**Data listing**
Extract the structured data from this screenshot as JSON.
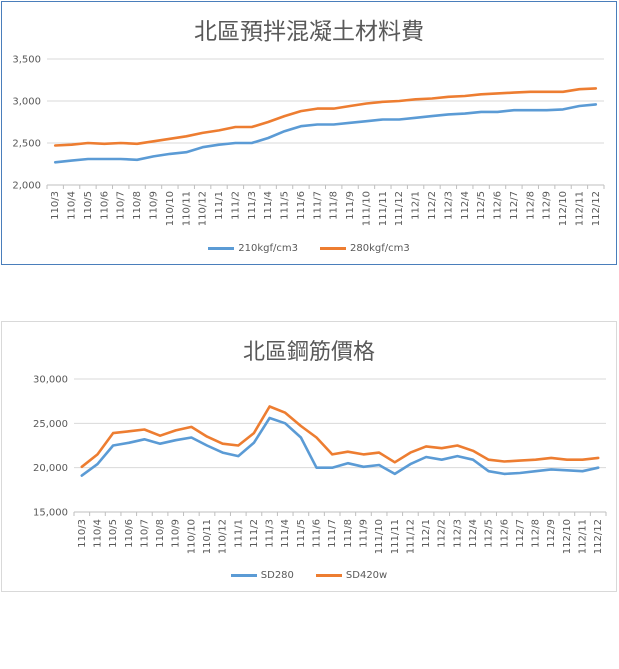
{
  "colors": {
    "series_a": "#5b9bd5",
    "series_b": "#ed7d31",
    "grid": "#d9d9d9",
    "axis": "#bfbfbf"
  },
  "chart_data": [
    {
      "type": "line",
      "title": "北區預拌混凝土材料費",
      "categories": [
        "110/3",
        "110/4",
        "110/5",
        "110/6",
        "110/7",
        "110/8",
        "110/9",
        "110/10",
        "110/11",
        "110/12",
        "111/1",
        "111/2",
        "111/3",
        "111/4",
        "111/5",
        "111/6",
        "111/7",
        "111/8",
        "111/9",
        "111/10",
        "111/11",
        "111/12",
        "112/1",
        "112/2",
        "112/3",
        "112/4",
        "112/5",
        "112/6",
        "112/7",
        "112/8",
        "112/9",
        "112/10",
        "112/11",
        "112/12"
      ],
      "category_labels": [
        "110/3",
        "110/4",
        "110/5",
        "110/6",
        "110/7",
        "110/8",
        "110/9",
        "110/10",
        "110/11",
        "110/12",
        "111/1",
        "111/2",
        "111/3",
        "111/4",
        "111/5",
        "111/6",
        "111/7",
        "111/8",
        "111/9",
        "111/10",
        "111/11",
        "111/12",
        "112/1",
        "112/2",
        "112/3",
        "112/4",
        "112/5",
        "112/6",
        "112/7",
        "112/8",
        "112/9",
        "112/10",
        "112/11",
        "112/12"
      ],
      "ylim": [
        2000,
        3500
      ],
      "yticks": [
        2000,
        2500,
        3000,
        3500
      ],
      "ytick_labels": [
        "2,000",
        "2,500",
        "3,000",
        "3,500"
      ],
      "grid": true,
      "legend": "bottom",
      "series": [
        {
          "name": "210kgf/cm3",
          "values": [
            2270,
            2290,
            2310,
            2310,
            2310,
            2300,
            2340,
            2370,
            2390,
            2450,
            2480,
            2500,
            2500,
            2560,
            2640,
            2700,
            2720,
            2720,
            2740,
            2760,
            2780,
            2780,
            2800,
            2820,
            2840,
            2850,
            2870,
            2870,
            2890,
            2890,
            2890,
            2900,
            2940,
            2960
          ]
        },
        {
          "name": "280kgf/cm3",
          "values": [
            2470,
            2480,
            2500,
            2490,
            2500,
            2490,
            2520,
            2550,
            2580,
            2620,
            2650,
            2690,
            2690,
            2750,
            2820,
            2880,
            2910,
            2910,
            2940,
            2970,
            2990,
            3000,
            3020,
            3030,
            3050,
            3060,
            3080,
            3090,
            3100,
            3110,
            3110,
            3110,
            3140,
            3150
          ]
        }
      ]
    },
    {
      "type": "line",
      "title": "北區鋼筋價格",
      "categories": [
        "110/3",
        "110/4",
        "110/5",
        "110/6",
        "110/7",
        "110/8",
        "110/9",
        "110/10",
        "110/11",
        "110/12",
        "111/1",
        "111/2",
        "111/3",
        "111/4",
        "111/5",
        "111/6",
        "111/7",
        "111/8",
        "111/9",
        "111/10",
        "111/11",
        "111/12",
        "112/1",
        "112/2",
        "112/3",
        "112/4",
        "112/5",
        "112/6",
        "112/7",
        "112/8",
        "112/9",
        "112/10",
        "112/11",
        "112/12"
      ],
      "category_labels": [
        "110/3",
        "110/4",
        "110/5",
        "110/6",
        "110/7",
        "110/8",
        "110/9",
        "110/10",
        "110/11",
        "110/12",
        "111/1",
        "111/2",
        "111/3",
        "111/4",
        "111/5",
        "111/6",
        "111/7",
        "111/8",
        "111/9",
        "111/10",
        "111/11",
        "111/12",
        "112/1",
        "112/2",
        "112/3",
        "112/4",
        "112/5",
        "112/6",
        "112/7",
        "112/8",
        "112/9",
        "112/10",
        "112/11",
        "112/12"
      ],
      "ylim": [
        15000,
        30000
      ],
      "yticks": [
        15000,
        20000,
        25000,
        30000
      ],
      "ytick_labels": [
        "15,000",
        "20,000",
        "25,000",
        "30,000"
      ],
      "grid": true,
      "legend": "bottom",
      "series": [
        {
          "name": "SD280",
          "values": [
            19100,
            20400,
            22500,
            22800,
            23200,
            22700,
            23100,
            23400,
            22500,
            21700,
            21300,
            22800,
            25600,
            25000,
            23400,
            20000,
            20000,
            20500,
            20100,
            20300,
            19300,
            20400,
            21200,
            20900,
            21300,
            20900,
            19600,
            19300,
            19400,
            19600,
            19800,
            19700,
            19600,
            20000
          ]
        },
        {
          "name": "SD420w",
          "values": [
            20100,
            21500,
            23900,
            24100,
            24300,
            23600,
            24200,
            24600,
            23500,
            22700,
            22500,
            23900,
            26900,
            26200,
            24700,
            23400,
            21500,
            21800,
            21500,
            21700,
            20600,
            21700,
            22400,
            22200,
            22500,
            21900,
            20900,
            20700,
            20800,
            20900,
            21100,
            20900,
            20900,
            21100
          ]
        }
      ]
    }
  ]
}
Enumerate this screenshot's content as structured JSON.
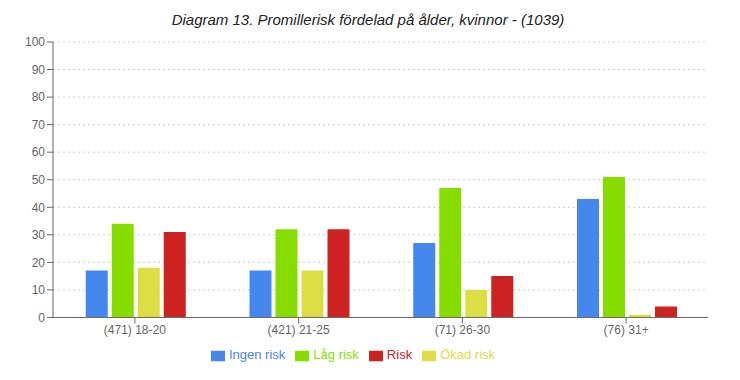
{
  "chart_data": {
    "type": "bar",
    "title": "Diagram 13. Promillerisk fördelad på ålder, kvinnor - (1039)",
    "categories": [
      "(471) 18-20",
      "(421) 21-25",
      "(71) 26-30",
      "(76) 31+"
    ],
    "series": [
      {
        "name": "Ingen risk",
        "color": "#4488ee",
        "values": [
          17,
          17,
          27,
          43
        ]
      },
      {
        "name": "Låg risk",
        "color": "#88dd00",
        "values": [
          34,
          32,
          47,
          51
        ]
      },
      {
        "name": "Ökad risk",
        "color": "#dddd44",
        "values": [
          18,
          17,
          10,
          1
        ]
      },
      {
        "name": "Risk",
        "color": "#cc2222",
        "values": [
          31,
          32,
          15,
          4
        ]
      }
    ],
    "ylim": [
      0,
      100
    ],
    "yticks": [
      0,
      10,
      20,
      30,
      40,
      50,
      60,
      70,
      80,
      90,
      100
    ],
    "grid": true,
    "legend": "bottom"
  }
}
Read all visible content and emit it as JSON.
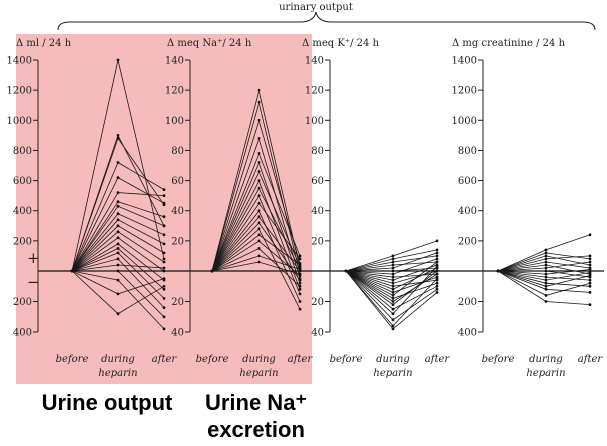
{
  "header": {
    "bracket_label": "urinary output"
  },
  "highlight_color": "#f5b7b7",
  "captions": {
    "urine_output": "Urine output",
    "urine_na_line1": "Urine Na⁺",
    "urine_na_line2": "excretion"
  },
  "plus_sign": "+",
  "minus_sign": "−",
  "chart_data": [
    {
      "type": "line",
      "ylabel": "Δ ml / 24 h",
      "y_ticks_up": [
        "1400",
        "1200",
        "1000",
        "800",
        "600",
        "400",
        "200"
      ],
      "y_ticks_down": [
        "200",
        "400"
      ],
      "ylim": [
        -400,
        1400
      ],
      "categories": [
        "before",
        "during",
        "after"
      ],
      "xlabel": "heparin",
      "series": [
        {
          "values": [
            0,
            1400,
            80
          ]
        },
        {
          "values": [
            0,
            900,
            300
          ]
        },
        {
          "values": [
            0,
            880,
            440
          ]
        },
        {
          "values": [
            0,
            720,
            540
          ]
        },
        {
          "values": [
            0,
            620,
            450
          ]
        },
        {
          "values": [
            0,
            520,
            500
          ]
        },
        {
          "values": [
            0,
            460,
            360
          ]
        },
        {
          "values": [
            0,
            430,
            300
          ]
        },
        {
          "values": [
            0,
            380,
            240
          ]
        },
        {
          "values": [
            0,
            340,
            180
          ]
        },
        {
          "values": [
            0,
            300,
            120
          ]
        },
        {
          "values": [
            0,
            260,
            60
          ]
        },
        {
          "values": [
            0,
            220,
            0
          ]
        },
        {
          "values": [
            0,
            180,
            -60
          ]
        },
        {
          "values": [
            0,
            150,
            -120
          ]
        },
        {
          "values": [
            0,
            120,
            -180
          ]
        },
        {
          "values": [
            0,
            80,
            -240
          ]
        },
        {
          "values": [
            0,
            40,
            20
          ]
        },
        {
          "values": [
            0,
            0,
            -300
          ]
        },
        {
          "values": [
            0,
            -60,
            -380
          ]
        },
        {
          "values": [
            0,
            -150,
            -50
          ]
        },
        {
          "values": [
            0,
            -280,
            -100
          ]
        }
      ]
    },
    {
      "type": "line",
      "ylabel": "Δ meq Na⁺/ 24 h",
      "y_ticks_up": [
        "140",
        "120",
        "100",
        "80",
        "60",
        "40",
        "20"
      ],
      "y_ticks_down": [
        "20",
        "40"
      ],
      "ylim": [
        -40,
        140
      ],
      "categories": [
        "before",
        "during",
        "after"
      ],
      "xlabel": "heparin",
      "series": [
        {
          "values": [
            0,
            120,
            2
          ]
        },
        {
          "values": [
            0,
            112,
            -2
          ]
        },
        {
          "values": [
            0,
            100,
            5
          ]
        },
        {
          "values": [
            0,
            88,
            -5
          ]
        },
        {
          "values": [
            0,
            78,
            10
          ]
        },
        {
          "values": [
            0,
            72,
            -8
          ]
        },
        {
          "values": [
            0,
            66,
            3
          ]
        },
        {
          "values": [
            0,
            60,
            -12
          ]
        },
        {
          "values": [
            0,
            55,
            1
          ]
        },
        {
          "values": [
            0,
            50,
            -15
          ]
        },
        {
          "values": [
            0,
            45,
            8
          ]
        },
        {
          "values": [
            0,
            40,
            -20
          ]
        },
        {
          "values": [
            0,
            36,
            0
          ]
        },
        {
          "values": [
            0,
            32,
            -6
          ]
        },
        {
          "values": [
            0,
            28,
            -25
          ]
        },
        {
          "values": [
            0,
            24,
            4
          ]
        },
        {
          "values": [
            0,
            20,
            -3
          ]
        },
        {
          "values": [
            0,
            15,
            -10
          ]
        },
        {
          "values": [
            0,
            10,
            1
          ]
        },
        {
          "values": [
            0,
            6,
            -2
          ]
        }
      ]
    },
    {
      "type": "line",
      "ylabel": "Δ meq K⁺/ 24 h",
      "y_ticks_up": [
        "140",
        "120",
        "100",
        "80",
        "60",
        "40",
        "20"
      ],
      "y_ticks_down": [
        "20",
        "40"
      ],
      "ylim": [
        -40,
        140
      ],
      "categories": [
        "before",
        "during",
        "after"
      ],
      "xlabel": "heparin",
      "series": [
        {
          "values": [
            0,
            10,
            20
          ]
        },
        {
          "values": [
            0,
            8,
            14
          ]
        },
        {
          "values": [
            0,
            6,
            10
          ]
        },
        {
          "values": [
            0,
            4,
            6
          ]
        },
        {
          "values": [
            0,
            2,
            12
          ]
        },
        {
          "values": [
            0,
            0,
            2
          ]
        },
        {
          "values": [
            0,
            -2,
            8
          ]
        },
        {
          "values": [
            0,
            -4,
            -2
          ]
        },
        {
          "values": [
            0,
            -6,
            4
          ]
        },
        {
          "values": [
            0,
            -8,
            0
          ]
        },
        {
          "values": [
            0,
            -10,
            -6
          ]
        },
        {
          "values": [
            0,
            -12,
            2
          ]
        },
        {
          "values": [
            0,
            -14,
            -4
          ]
        },
        {
          "values": [
            0,
            -16,
            6
          ]
        },
        {
          "values": [
            0,
            -18,
            -8
          ]
        },
        {
          "values": [
            0,
            -20,
            -2
          ]
        },
        {
          "values": [
            0,
            -22,
            0
          ]
        },
        {
          "values": [
            0,
            -25,
            -10
          ]
        },
        {
          "values": [
            0,
            -28,
            3
          ]
        },
        {
          "values": [
            0,
            -32,
            -12
          ]
        },
        {
          "values": [
            0,
            -36,
            -5
          ]
        },
        {
          "values": [
            0,
            -38,
            -14
          ]
        }
      ]
    },
    {
      "type": "line",
      "ylabel": "Δ mg creatinine / 24 h",
      "y_ticks_up": [
        "1400",
        "1200",
        "1000",
        "800",
        "600",
        "400",
        "200"
      ],
      "y_ticks_down": [
        "200",
        "400"
      ],
      "ylim": [
        -400,
        1400
      ],
      "categories": [
        "before",
        "during",
        "after"
      ],
      "xlabel": "heparin",
      "series": [
        {
          "values": [
            0,
            140,
            240
          ]
        },
        {
          "values": [
            0,
            120,
            80
          ]
        },
        {
          "values": [
            0,
            100,
            40
          ]
        },
        {
          "values": [
            0,
            80,
            100
          ]
        },
        {
          "values": [
            0,
            60,
            20
          ]
        },
        {
          "values": [
            0,
            40,
            -20
          ]
        },
        {
          "values": [
            0,
            20,
            60
          ]
        },
        {
          "values": [
            0,
            0,
            -40
          ]
        },
        {
          "values": [
            0,
            -20,
            10
          ]
        },
        {
          "values": [
            0,
            -40,
            -60
          ]
        },
        {
          "values": [
            0,
            -60,
            -10
          ]
        },
        {
          "values": [
            0,
            -80,
            -100
          ]
        },
        {
          "values": [
            0,
            -100,
            -30
          ]
        },
        {
          "values": [
            0,
            -120,
            -140
          ]
        },
        {
          "values": [
            0,
            -160,
            -80
          ]
        },
        {
          "values": [
            0,
            -200,
            -220
          ]
        }
      ]
    }
  ]
}
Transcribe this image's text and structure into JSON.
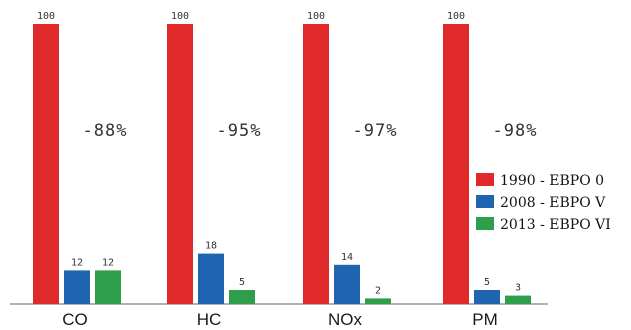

**What needs to be done**
Every line above that contains the word "structured" should be reported.

**Task solution**
Extract the structured data from this screenshot as JSON.
Enumerate this screenshot's content as structured JSON.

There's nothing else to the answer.